GIVEN REQUEST: Your answer should be one number: the count of lines in these entries that hold the word "xlabel".

[Rows from a figure dataset]
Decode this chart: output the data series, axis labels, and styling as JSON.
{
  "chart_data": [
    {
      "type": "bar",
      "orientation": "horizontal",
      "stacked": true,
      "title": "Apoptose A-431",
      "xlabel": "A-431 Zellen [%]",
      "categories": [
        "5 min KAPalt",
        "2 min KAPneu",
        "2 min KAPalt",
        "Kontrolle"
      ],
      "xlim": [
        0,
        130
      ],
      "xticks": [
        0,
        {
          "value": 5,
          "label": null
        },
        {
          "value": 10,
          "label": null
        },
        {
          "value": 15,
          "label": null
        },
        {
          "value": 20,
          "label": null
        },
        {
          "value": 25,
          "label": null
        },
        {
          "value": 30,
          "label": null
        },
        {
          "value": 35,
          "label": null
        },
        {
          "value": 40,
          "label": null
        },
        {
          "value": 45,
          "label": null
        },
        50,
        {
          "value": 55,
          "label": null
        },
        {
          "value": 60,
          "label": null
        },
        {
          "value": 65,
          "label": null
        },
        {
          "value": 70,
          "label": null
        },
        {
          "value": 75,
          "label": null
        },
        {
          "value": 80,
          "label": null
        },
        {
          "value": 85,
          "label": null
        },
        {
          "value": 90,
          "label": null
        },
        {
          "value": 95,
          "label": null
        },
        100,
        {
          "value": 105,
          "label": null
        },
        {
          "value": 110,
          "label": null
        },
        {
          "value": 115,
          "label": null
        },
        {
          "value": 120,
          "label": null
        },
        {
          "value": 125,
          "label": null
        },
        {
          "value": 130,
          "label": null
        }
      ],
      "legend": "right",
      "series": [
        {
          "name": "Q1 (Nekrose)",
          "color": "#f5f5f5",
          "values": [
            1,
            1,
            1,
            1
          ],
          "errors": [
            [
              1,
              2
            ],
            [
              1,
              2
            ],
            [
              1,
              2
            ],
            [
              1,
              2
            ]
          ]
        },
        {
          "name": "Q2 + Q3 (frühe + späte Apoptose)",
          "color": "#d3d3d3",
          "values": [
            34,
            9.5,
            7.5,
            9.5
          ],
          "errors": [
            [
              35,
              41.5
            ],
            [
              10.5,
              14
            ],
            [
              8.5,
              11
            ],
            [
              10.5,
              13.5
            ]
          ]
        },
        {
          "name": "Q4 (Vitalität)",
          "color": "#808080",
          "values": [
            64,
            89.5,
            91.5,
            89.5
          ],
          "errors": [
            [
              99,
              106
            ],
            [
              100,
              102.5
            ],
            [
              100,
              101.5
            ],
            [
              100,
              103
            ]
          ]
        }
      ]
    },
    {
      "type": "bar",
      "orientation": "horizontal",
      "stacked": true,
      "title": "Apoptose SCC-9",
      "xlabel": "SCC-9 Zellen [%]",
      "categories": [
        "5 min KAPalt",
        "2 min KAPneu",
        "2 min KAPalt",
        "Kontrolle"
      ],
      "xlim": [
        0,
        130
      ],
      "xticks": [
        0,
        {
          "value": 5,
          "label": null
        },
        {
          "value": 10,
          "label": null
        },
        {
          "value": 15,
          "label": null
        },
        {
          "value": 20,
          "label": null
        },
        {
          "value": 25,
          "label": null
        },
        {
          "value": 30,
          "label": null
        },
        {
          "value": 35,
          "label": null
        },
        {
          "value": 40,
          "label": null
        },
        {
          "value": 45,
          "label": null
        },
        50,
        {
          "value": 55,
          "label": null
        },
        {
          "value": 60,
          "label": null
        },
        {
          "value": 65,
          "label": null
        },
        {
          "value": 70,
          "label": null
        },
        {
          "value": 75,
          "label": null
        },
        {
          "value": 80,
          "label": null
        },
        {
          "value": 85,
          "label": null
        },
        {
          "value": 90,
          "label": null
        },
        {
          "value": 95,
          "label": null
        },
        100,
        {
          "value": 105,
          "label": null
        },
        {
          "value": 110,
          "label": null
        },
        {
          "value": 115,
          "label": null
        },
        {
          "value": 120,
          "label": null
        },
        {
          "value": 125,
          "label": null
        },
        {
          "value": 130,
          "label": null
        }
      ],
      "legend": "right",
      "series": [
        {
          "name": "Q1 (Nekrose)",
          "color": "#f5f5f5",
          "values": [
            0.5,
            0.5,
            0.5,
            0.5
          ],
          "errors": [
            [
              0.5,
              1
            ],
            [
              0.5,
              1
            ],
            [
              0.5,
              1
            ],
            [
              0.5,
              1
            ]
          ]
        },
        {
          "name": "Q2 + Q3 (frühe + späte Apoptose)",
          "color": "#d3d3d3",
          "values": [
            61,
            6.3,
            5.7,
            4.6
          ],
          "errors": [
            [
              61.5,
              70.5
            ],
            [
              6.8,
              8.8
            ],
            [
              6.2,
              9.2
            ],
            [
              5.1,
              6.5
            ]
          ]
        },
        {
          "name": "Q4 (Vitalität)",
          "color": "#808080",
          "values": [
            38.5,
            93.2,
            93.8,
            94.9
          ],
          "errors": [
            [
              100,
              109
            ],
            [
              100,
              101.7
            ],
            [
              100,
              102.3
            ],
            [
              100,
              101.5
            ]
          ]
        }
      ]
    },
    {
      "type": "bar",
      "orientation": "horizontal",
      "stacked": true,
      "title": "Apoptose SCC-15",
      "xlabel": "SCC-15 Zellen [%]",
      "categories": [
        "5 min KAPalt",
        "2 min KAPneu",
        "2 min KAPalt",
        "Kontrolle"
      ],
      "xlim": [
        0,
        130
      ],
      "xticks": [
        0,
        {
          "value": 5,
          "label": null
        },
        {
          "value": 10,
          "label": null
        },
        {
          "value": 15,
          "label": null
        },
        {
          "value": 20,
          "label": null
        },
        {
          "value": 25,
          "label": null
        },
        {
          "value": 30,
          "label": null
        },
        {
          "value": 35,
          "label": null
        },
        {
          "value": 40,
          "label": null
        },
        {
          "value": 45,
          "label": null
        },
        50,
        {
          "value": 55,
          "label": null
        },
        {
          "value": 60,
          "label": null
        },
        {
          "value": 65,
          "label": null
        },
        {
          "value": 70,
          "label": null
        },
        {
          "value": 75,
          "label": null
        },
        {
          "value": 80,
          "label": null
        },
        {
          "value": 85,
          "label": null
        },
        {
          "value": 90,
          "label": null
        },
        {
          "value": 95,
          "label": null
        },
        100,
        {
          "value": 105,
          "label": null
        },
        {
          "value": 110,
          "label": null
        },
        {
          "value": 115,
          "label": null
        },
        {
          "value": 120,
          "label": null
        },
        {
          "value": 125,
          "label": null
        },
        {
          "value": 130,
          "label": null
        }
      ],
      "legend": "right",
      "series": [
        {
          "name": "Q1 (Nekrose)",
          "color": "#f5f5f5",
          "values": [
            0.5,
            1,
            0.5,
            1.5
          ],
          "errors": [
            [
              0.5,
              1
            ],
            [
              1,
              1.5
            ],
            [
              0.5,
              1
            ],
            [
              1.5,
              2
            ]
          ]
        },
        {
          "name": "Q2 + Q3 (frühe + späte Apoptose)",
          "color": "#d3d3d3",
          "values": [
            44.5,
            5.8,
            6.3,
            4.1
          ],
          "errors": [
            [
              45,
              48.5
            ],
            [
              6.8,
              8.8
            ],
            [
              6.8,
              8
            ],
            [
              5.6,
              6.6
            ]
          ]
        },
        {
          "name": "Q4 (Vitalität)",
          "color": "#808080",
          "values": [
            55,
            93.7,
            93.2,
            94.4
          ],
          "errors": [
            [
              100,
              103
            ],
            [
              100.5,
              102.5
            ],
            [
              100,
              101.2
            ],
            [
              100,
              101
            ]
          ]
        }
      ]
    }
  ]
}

OUTPUT OF THE EXERCISE: 3